[Dataset items]

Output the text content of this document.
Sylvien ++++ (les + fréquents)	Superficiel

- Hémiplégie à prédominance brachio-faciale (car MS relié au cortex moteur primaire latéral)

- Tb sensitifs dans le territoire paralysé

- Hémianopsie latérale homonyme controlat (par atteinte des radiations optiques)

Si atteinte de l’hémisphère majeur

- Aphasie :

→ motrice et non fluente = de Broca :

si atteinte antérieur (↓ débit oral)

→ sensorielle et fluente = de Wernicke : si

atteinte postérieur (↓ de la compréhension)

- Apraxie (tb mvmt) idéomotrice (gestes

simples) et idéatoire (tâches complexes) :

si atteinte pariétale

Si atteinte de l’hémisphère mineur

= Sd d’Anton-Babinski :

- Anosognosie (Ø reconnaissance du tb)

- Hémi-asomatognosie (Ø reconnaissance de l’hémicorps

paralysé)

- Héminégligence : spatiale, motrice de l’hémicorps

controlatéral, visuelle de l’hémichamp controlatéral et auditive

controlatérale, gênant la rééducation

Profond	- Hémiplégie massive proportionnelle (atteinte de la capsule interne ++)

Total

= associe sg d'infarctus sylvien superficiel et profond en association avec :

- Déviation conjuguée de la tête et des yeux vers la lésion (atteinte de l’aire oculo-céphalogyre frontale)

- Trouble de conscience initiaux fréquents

→ **Problem description**: Copy out all of the lines above exactly.

→ **In response**:
Output the text content of this document.
Sylvien ++++ (les + fréquents)	Superficiel

- Hémiplégie à prédominance brachio-faciale (car MS relié au cortex moteur primaire latéral)

- Tb sensitifs dans le territoire paralysé

- Hémianopsie latérale homonyme controlat (par atteinte des radiations optiques)

Si atteinte de l’hémisphère majeur

- Aphasie :

→ motrice et non fluente = de Broca :

si atteinte antérieur (↓ débit oral)

→ sensorielle et fluente = de Wernicke : si

atteinte postérieur (↓ de la compréhension)

- Apraxie (tb mvmt) idéomotrice (gestes

simples) et idéatoire (tâches complexes) :

si atteinte pariétale

Si atteinte de l’hémisphère mineur

= Sd d’Anton-Babinski :

- Anosognosie (Ø reconnaissance du tb)

- Hémi-asomatognosie (Ø reconnaissance de l’hémicorps

paralysé)

- Héminégligence : spatiale, motrice de l’hémicorps

controlatéral, visuelle de l’hémichamp controlatéral et auditive

controlatérale, gênant la rééducation

Profond	- Hémiplégie massive proportionnelle (atteinte de la capsule interne ++)

Total

= associe sg d'infarctus sylvien superficiel et profond en association avec :

- Déviation conjuguée de la tête et des yeux vers la lésion (atteinte de l’aire oculo-céphalogyre frontale)

- Trouble de conscience initiaux fréquents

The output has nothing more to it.